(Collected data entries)

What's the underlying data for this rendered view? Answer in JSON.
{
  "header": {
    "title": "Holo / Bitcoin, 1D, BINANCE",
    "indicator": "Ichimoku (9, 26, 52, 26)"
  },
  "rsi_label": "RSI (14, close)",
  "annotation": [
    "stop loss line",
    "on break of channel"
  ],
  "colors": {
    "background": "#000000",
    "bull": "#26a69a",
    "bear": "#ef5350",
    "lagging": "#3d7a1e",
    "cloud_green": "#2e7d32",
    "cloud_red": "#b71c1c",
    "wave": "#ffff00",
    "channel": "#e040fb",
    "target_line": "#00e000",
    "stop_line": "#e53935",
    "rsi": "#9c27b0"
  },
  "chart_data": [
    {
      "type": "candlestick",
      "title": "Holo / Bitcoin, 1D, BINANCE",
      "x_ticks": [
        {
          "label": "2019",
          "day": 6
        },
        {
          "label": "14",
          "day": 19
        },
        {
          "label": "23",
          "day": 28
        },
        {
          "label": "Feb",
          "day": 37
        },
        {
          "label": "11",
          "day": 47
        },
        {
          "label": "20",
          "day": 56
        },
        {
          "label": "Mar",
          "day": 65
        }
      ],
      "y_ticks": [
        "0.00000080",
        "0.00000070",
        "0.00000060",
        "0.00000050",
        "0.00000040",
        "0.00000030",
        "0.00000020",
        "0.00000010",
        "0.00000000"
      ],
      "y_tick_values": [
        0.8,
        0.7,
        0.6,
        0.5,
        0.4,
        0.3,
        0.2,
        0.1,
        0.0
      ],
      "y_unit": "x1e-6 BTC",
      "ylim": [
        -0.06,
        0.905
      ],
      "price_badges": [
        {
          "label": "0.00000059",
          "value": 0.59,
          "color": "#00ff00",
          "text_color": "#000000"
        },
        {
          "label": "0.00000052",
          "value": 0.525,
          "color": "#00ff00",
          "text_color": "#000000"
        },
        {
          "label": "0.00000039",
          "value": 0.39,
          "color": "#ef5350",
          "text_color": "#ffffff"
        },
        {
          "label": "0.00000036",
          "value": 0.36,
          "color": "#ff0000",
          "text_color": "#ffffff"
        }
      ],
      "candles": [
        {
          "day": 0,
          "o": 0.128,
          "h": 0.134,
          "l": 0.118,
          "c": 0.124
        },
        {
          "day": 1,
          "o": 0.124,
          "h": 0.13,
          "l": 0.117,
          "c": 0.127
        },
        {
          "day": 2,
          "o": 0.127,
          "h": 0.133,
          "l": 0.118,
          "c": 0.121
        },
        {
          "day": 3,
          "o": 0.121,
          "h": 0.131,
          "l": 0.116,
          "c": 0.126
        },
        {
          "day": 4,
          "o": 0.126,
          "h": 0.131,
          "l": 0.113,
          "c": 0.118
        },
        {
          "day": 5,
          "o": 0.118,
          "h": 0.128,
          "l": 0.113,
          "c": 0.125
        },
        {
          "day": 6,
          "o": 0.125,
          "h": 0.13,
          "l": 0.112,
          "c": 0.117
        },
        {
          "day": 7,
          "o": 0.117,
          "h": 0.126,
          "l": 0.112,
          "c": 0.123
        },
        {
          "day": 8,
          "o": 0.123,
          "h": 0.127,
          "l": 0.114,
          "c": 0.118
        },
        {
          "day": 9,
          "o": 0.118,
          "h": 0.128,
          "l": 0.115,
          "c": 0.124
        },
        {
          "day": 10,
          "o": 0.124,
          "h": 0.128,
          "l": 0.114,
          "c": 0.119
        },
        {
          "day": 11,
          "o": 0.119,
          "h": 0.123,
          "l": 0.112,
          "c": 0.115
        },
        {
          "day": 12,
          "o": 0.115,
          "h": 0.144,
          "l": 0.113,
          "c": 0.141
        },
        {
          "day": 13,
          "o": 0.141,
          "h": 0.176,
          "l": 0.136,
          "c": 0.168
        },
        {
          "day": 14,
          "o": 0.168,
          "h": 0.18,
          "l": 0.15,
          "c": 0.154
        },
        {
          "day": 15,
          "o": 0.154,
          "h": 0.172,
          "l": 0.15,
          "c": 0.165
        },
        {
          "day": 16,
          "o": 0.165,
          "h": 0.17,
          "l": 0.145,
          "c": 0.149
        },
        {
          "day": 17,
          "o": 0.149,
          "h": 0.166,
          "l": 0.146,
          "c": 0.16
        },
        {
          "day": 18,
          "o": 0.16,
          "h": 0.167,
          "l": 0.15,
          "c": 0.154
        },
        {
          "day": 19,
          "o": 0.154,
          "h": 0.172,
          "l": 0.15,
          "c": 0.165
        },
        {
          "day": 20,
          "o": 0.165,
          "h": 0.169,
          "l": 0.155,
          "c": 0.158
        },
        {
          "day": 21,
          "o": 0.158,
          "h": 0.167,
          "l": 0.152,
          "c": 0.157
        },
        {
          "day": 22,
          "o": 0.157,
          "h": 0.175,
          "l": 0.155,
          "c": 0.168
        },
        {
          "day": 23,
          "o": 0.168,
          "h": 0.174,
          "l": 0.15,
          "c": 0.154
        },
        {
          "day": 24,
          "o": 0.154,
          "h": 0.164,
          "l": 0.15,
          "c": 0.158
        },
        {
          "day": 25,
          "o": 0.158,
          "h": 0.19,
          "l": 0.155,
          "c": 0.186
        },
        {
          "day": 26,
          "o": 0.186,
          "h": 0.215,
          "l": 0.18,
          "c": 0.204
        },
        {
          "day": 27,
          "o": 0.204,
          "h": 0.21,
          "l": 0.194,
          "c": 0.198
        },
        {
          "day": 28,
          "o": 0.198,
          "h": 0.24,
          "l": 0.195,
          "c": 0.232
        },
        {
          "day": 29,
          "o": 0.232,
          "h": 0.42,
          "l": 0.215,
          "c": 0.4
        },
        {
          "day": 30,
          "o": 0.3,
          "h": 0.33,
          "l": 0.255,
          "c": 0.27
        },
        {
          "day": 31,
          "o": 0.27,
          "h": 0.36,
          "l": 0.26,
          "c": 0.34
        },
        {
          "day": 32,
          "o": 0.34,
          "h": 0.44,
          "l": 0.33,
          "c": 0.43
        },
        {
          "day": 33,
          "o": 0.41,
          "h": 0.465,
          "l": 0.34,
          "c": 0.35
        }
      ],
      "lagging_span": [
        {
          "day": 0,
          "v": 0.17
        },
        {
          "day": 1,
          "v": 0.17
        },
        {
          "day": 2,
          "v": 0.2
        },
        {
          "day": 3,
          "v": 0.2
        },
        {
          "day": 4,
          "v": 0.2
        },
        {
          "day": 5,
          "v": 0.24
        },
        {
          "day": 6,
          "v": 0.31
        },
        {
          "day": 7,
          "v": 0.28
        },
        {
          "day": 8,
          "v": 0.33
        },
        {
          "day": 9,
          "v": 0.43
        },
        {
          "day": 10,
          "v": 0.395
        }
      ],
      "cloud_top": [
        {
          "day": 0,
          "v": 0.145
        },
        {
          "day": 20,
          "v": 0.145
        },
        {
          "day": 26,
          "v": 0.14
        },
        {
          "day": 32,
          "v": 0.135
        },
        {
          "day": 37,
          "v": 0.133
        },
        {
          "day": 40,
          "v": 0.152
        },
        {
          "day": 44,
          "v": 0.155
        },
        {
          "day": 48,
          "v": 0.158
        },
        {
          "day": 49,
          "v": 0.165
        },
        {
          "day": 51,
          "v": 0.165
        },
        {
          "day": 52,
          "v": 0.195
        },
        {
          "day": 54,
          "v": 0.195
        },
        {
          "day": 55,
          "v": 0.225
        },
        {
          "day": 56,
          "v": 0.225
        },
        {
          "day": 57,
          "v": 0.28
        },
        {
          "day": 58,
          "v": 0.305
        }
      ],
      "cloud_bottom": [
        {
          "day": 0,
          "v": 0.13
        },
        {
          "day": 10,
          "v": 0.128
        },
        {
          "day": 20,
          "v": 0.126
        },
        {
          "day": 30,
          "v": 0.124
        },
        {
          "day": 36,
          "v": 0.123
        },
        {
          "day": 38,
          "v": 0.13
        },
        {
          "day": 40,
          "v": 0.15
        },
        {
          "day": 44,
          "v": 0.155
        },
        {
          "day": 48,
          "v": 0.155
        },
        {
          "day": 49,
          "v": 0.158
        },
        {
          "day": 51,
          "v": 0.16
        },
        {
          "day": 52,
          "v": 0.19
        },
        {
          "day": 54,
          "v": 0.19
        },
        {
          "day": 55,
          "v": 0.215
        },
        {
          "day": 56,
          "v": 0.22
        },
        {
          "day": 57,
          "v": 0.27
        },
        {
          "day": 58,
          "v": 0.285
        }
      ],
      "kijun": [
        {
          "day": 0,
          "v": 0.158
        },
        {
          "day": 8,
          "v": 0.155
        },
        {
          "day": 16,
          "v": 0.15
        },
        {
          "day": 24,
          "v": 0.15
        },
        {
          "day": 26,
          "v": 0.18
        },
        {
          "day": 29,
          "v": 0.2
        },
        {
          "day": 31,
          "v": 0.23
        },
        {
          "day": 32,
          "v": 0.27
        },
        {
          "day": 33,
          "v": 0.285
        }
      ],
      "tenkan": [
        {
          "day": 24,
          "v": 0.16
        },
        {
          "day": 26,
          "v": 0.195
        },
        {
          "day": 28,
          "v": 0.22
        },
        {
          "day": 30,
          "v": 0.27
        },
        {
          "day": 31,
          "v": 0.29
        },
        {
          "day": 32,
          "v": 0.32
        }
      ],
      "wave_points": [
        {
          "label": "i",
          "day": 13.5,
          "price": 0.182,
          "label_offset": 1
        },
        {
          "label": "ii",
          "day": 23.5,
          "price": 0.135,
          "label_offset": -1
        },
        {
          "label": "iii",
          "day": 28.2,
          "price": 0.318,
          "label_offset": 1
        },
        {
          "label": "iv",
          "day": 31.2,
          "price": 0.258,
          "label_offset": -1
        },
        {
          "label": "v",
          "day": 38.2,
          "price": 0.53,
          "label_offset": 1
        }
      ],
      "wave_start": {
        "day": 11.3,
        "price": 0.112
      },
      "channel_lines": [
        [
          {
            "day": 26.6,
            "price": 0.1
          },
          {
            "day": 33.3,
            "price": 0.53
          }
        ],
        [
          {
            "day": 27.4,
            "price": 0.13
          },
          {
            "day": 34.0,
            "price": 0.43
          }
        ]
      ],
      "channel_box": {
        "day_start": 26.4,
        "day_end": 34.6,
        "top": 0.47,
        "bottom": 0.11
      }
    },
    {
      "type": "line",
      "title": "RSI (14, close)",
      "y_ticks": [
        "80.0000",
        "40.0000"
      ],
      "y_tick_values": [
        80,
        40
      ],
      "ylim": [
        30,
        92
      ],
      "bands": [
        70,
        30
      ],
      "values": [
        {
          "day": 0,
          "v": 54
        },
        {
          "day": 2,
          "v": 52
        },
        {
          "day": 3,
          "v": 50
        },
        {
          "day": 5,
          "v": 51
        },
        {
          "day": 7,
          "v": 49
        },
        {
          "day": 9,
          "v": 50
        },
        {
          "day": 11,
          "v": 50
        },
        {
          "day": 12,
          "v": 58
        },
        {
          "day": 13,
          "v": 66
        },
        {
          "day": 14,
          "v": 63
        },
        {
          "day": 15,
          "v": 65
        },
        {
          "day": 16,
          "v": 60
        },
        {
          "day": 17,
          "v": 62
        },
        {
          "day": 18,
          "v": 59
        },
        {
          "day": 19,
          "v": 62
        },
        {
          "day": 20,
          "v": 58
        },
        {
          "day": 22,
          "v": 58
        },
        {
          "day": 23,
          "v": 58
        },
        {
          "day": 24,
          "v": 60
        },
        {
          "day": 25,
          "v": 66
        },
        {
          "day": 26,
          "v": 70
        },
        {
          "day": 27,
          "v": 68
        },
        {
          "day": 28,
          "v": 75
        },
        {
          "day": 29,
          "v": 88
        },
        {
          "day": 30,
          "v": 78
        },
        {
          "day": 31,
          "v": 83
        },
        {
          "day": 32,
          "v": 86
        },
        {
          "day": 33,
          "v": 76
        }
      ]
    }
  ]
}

◆ **Problem statement**
Pick each line holding the word "close" out of the listing.

◆ **Answer to this problem**
  "rsi_label": "RSI (14, close)",
      "title": "RSI (14, close)",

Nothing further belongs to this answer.